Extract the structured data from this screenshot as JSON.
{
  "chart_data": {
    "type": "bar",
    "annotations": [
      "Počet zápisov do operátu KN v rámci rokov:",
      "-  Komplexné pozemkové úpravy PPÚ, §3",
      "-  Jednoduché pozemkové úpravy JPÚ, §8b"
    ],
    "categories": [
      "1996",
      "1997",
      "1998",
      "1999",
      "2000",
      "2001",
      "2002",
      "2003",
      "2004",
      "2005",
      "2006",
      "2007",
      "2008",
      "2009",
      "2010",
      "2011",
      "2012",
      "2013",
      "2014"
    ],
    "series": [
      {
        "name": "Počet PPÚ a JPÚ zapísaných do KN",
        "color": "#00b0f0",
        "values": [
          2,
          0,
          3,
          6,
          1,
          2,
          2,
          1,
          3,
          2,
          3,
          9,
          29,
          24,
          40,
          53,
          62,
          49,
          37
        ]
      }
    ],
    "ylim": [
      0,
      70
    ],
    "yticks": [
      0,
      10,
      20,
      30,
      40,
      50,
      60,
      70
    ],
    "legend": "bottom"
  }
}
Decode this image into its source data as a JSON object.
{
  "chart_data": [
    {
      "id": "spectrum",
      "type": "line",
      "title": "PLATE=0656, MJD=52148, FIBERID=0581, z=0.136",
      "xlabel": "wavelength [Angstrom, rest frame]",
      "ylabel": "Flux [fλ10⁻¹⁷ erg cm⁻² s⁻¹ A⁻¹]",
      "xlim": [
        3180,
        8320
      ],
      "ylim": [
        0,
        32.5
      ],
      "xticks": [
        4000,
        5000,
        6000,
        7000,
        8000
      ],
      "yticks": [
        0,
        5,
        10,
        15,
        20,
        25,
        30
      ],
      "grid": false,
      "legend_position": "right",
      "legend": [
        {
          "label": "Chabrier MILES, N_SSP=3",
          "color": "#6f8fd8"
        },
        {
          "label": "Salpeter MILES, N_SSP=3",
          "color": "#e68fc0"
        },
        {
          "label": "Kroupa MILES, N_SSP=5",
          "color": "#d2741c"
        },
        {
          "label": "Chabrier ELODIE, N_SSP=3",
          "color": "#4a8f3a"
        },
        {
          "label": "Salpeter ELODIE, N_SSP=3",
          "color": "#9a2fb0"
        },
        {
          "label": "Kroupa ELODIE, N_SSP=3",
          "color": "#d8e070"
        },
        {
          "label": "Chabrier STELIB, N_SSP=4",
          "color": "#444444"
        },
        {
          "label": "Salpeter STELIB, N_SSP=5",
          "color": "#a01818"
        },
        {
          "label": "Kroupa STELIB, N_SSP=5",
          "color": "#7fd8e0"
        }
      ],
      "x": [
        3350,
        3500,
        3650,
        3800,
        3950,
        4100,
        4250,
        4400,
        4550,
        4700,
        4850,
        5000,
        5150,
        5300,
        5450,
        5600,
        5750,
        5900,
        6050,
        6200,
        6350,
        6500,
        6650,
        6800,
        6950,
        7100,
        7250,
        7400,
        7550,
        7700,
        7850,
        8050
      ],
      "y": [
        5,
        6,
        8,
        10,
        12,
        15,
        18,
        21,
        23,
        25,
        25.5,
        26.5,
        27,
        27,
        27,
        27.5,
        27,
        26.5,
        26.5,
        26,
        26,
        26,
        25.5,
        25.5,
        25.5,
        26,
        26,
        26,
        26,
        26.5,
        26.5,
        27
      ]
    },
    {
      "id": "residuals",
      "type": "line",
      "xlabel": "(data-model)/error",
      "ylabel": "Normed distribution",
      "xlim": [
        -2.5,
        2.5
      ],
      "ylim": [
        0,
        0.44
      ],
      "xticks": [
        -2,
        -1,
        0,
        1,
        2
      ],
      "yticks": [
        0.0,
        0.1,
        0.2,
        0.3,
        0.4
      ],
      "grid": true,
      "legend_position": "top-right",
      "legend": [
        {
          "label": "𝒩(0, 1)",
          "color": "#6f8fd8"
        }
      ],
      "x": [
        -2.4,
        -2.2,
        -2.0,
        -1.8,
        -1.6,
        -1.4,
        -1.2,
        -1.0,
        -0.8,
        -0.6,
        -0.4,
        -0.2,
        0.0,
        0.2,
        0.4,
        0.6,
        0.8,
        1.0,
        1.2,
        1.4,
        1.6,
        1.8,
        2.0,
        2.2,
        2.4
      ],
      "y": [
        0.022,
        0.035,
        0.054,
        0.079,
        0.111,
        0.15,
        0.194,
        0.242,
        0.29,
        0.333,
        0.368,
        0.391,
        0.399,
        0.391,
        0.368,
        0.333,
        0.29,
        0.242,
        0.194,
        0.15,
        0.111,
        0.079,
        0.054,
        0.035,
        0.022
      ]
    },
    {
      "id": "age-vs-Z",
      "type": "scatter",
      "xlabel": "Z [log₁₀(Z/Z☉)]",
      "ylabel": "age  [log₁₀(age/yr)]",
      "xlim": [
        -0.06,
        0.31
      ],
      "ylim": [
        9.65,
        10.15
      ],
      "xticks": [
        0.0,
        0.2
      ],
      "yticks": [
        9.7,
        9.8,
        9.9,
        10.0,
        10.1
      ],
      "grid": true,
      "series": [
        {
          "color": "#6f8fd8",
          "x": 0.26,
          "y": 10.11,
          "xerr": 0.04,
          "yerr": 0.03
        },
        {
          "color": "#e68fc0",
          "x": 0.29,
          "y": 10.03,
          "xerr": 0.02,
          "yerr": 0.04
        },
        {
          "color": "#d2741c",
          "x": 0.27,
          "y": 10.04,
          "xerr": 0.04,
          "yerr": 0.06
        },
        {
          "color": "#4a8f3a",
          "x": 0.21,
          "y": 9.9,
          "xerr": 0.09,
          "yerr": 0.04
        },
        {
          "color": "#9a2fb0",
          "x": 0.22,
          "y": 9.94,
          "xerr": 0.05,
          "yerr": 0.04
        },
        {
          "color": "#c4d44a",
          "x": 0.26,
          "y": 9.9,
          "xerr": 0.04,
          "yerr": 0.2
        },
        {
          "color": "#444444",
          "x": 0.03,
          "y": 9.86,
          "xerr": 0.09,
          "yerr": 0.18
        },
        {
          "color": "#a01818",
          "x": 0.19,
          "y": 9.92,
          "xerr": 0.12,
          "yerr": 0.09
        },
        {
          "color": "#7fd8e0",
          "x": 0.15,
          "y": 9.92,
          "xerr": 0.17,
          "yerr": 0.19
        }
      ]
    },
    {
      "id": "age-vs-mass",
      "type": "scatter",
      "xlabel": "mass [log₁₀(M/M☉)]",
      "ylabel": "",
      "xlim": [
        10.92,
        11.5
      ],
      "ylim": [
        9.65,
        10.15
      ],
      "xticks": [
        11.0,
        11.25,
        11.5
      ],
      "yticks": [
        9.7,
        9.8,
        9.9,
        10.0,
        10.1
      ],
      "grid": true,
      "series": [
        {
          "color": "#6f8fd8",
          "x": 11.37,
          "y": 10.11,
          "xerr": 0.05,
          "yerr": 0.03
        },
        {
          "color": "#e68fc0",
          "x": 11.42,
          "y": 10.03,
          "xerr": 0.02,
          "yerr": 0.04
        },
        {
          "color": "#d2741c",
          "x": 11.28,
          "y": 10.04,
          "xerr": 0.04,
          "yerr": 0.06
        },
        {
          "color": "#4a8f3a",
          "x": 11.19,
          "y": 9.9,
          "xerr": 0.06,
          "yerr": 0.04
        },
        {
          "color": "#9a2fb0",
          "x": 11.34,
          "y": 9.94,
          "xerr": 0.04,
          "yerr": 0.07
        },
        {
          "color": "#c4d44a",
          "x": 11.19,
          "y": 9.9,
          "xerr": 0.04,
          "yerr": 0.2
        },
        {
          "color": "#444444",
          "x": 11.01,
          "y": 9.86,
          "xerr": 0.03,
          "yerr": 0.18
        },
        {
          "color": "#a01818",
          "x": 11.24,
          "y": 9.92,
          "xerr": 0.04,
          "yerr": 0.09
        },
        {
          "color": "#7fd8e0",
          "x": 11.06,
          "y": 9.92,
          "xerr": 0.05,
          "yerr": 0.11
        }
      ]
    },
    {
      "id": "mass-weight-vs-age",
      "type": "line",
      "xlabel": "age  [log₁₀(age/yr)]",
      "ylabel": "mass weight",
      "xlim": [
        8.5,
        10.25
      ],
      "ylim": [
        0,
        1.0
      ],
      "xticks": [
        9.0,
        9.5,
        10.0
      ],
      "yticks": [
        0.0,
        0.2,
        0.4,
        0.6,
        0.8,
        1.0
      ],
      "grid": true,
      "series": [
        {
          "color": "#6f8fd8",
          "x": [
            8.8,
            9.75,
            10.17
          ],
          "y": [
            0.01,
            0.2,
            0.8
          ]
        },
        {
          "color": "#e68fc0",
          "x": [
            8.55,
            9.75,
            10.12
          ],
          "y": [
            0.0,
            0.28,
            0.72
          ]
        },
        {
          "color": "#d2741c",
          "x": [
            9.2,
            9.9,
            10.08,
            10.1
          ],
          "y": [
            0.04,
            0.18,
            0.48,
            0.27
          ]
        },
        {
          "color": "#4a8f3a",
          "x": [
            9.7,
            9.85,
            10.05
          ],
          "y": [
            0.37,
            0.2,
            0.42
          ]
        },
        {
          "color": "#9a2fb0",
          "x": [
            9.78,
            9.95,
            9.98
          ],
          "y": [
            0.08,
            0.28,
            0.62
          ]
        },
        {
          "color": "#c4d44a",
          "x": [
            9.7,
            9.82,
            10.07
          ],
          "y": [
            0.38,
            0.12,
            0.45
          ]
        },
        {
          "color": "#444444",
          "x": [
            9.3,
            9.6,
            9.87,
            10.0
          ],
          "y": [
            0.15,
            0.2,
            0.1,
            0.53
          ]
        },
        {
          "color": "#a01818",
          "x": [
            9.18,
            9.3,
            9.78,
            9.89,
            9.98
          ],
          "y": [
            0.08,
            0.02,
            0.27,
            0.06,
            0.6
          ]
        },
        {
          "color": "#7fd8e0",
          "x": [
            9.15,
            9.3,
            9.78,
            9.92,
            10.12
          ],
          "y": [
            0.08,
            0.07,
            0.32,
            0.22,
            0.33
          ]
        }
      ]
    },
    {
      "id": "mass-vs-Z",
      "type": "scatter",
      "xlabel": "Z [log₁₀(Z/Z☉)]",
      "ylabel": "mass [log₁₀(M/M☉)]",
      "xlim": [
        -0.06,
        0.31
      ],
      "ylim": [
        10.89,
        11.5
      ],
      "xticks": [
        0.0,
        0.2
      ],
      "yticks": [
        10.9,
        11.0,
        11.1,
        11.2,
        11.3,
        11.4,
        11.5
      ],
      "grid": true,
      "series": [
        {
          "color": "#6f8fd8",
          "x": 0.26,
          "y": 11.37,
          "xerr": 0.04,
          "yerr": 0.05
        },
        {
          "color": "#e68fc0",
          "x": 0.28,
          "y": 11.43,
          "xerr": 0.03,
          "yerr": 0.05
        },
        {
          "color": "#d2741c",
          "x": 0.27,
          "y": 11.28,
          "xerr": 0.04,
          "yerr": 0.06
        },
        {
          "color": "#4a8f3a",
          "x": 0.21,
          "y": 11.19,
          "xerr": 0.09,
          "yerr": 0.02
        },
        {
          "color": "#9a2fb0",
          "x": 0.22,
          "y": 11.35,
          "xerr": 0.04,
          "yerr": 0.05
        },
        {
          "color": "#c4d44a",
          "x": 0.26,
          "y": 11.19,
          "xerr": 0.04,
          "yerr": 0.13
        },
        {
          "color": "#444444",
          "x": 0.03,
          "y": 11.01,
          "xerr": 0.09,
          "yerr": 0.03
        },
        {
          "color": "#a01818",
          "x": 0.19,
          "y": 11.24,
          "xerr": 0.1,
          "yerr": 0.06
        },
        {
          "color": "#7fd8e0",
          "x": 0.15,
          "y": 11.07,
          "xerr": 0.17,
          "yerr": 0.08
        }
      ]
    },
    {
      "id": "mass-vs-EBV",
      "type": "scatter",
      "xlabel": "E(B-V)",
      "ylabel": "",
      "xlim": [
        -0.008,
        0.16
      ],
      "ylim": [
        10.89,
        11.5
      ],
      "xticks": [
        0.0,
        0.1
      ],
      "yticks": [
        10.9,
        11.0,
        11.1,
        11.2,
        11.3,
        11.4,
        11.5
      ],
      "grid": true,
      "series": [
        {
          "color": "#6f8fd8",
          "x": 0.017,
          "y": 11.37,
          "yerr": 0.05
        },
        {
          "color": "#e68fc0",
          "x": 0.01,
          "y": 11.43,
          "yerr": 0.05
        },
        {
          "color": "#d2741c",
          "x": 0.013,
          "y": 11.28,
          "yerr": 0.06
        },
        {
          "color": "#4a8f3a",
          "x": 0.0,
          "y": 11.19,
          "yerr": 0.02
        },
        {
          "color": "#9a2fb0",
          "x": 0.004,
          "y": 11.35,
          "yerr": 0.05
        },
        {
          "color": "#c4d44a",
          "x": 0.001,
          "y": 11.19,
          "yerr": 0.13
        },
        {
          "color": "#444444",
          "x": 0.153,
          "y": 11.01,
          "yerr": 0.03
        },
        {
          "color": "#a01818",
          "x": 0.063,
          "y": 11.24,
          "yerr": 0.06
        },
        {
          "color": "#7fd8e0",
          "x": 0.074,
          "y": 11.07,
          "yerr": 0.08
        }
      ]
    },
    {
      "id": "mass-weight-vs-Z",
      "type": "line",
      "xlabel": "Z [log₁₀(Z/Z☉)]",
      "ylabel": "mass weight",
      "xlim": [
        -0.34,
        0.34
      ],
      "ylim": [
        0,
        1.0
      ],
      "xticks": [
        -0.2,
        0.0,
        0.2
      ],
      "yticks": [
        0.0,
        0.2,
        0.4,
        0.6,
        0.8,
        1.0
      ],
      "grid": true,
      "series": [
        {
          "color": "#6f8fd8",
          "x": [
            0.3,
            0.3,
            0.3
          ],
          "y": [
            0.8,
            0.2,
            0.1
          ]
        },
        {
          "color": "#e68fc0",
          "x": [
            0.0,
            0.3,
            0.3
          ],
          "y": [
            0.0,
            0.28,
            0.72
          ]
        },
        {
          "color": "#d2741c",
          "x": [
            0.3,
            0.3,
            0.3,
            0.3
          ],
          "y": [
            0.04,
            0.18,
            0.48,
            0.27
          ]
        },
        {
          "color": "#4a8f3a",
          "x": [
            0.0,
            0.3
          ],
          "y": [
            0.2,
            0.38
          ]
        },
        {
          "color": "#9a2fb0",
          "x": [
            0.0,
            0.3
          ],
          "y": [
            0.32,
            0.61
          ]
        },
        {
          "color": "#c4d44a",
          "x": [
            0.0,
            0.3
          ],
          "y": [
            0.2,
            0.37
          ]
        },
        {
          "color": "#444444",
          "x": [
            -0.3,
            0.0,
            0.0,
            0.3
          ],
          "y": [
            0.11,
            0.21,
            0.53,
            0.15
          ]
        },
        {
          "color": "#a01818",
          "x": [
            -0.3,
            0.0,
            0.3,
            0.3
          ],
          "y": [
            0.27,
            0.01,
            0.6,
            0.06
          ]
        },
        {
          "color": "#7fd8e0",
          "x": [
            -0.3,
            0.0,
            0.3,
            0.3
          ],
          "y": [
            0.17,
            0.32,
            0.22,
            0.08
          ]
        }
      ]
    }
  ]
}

------------------------------------------------------------------------

Aim of the exercise: Each line that holds the string "Počet" counts once; give the total and nothing else.

Correct result: 2